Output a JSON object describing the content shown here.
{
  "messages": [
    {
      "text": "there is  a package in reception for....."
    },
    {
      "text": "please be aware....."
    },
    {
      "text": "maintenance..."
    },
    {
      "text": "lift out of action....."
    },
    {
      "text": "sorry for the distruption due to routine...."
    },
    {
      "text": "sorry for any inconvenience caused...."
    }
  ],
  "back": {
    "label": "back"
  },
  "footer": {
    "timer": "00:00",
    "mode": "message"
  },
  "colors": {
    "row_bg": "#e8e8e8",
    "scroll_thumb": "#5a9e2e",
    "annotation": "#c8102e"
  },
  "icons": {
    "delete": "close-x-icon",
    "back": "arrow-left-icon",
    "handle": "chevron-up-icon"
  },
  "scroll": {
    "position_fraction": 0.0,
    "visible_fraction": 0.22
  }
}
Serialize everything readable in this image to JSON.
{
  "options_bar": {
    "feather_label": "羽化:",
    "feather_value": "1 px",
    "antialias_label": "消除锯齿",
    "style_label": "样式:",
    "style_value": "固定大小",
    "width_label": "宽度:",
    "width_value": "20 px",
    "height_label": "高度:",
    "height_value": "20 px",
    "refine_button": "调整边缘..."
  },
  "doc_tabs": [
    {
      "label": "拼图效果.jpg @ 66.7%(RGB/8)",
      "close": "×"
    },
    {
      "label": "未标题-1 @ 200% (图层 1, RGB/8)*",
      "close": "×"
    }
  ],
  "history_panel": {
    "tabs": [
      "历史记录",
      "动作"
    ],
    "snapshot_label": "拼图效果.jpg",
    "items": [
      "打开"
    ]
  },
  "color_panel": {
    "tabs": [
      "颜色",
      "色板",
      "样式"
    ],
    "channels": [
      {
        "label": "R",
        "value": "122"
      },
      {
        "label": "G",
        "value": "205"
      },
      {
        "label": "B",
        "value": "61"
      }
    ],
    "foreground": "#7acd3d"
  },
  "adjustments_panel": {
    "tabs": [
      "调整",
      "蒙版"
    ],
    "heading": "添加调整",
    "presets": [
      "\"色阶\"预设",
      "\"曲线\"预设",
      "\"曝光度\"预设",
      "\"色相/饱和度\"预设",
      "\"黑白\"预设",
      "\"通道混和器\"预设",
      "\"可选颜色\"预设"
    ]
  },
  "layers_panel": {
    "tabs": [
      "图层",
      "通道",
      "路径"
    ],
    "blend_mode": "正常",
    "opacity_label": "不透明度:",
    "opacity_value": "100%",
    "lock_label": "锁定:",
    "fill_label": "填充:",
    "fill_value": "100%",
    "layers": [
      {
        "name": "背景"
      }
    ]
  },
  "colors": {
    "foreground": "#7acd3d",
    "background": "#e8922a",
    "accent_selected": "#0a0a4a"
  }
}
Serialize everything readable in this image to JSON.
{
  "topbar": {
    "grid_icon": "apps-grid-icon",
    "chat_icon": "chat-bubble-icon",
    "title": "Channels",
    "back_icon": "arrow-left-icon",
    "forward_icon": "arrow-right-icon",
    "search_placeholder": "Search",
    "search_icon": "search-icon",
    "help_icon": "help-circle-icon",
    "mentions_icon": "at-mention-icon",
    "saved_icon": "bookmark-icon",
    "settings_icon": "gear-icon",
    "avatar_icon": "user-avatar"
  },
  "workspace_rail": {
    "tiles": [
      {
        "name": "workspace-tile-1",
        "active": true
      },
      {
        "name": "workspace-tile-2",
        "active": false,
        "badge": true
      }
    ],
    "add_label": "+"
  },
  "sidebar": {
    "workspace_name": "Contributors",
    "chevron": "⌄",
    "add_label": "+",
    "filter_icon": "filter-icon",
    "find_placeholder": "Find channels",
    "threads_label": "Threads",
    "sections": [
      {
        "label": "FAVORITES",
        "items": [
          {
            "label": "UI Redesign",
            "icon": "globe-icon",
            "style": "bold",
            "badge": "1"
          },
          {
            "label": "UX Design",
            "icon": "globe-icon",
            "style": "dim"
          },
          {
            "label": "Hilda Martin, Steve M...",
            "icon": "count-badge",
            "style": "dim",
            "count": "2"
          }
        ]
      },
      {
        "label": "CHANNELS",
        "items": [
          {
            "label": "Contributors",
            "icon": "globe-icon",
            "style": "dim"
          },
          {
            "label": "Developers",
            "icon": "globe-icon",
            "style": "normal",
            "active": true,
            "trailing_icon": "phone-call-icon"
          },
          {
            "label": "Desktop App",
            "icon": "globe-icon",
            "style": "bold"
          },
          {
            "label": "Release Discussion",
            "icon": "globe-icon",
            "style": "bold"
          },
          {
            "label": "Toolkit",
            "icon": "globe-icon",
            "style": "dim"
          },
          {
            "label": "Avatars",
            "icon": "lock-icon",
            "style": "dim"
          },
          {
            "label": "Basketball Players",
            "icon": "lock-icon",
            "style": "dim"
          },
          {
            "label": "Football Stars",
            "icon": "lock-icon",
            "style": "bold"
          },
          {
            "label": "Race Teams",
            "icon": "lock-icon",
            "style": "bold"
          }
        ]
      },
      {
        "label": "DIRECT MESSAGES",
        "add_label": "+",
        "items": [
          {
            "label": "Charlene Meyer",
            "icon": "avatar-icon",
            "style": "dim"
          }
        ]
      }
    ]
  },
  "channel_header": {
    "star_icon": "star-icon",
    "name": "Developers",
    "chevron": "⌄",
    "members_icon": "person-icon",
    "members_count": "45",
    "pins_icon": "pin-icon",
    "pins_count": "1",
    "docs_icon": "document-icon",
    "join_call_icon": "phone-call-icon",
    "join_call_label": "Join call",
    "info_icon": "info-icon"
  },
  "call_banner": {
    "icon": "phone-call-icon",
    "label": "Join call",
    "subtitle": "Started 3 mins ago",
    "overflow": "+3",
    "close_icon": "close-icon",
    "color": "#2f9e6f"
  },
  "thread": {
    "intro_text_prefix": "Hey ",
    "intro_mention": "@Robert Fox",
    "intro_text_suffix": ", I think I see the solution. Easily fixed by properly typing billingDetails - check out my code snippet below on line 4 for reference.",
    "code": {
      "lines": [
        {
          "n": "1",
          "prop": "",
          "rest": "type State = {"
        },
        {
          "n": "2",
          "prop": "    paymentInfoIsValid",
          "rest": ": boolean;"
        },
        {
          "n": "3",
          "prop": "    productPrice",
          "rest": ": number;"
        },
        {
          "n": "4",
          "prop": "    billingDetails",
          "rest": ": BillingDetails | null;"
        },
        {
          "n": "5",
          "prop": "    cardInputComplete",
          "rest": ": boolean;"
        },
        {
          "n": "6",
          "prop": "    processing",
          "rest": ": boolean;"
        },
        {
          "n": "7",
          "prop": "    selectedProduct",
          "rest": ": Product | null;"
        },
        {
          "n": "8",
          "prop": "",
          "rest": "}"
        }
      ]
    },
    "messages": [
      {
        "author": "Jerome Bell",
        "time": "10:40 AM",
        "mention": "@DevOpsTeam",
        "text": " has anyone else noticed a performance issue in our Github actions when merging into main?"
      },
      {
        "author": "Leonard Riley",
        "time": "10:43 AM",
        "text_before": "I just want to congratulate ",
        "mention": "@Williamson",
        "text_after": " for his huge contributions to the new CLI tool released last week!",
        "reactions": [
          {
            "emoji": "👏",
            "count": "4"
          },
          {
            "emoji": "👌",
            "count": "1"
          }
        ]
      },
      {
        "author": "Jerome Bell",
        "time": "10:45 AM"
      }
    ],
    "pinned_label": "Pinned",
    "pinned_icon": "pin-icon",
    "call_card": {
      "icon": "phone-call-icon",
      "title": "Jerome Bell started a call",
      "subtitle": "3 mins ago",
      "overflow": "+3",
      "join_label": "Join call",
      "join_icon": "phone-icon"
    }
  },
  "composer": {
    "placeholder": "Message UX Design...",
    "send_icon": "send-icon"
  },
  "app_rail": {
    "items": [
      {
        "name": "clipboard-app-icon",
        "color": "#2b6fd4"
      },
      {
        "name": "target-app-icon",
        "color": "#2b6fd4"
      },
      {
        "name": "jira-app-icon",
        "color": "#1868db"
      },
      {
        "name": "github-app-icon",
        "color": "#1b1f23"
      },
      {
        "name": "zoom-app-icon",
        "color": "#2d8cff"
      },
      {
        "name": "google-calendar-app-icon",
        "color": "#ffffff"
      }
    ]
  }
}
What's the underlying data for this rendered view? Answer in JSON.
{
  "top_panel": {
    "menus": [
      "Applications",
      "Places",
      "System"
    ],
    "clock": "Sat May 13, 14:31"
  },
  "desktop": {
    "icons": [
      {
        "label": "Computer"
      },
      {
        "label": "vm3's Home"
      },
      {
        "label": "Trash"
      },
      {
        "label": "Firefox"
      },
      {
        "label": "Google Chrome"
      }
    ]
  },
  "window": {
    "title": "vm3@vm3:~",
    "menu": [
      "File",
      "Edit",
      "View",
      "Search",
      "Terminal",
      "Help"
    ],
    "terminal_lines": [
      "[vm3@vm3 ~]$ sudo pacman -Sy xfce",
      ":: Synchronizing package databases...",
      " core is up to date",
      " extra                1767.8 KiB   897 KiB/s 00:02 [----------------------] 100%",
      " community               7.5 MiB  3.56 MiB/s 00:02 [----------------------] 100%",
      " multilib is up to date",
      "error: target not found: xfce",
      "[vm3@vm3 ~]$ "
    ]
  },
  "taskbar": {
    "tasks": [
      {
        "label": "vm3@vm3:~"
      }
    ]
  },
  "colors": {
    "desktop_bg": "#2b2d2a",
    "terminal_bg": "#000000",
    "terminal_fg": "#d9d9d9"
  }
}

*DIRECTIONS FOR THIS TASK*.
From the records above, copy every line that holds the word "active".

*SOLUTION FOR THIS EXERCISE*.
        "active": true
        "active": false,
            "active": true,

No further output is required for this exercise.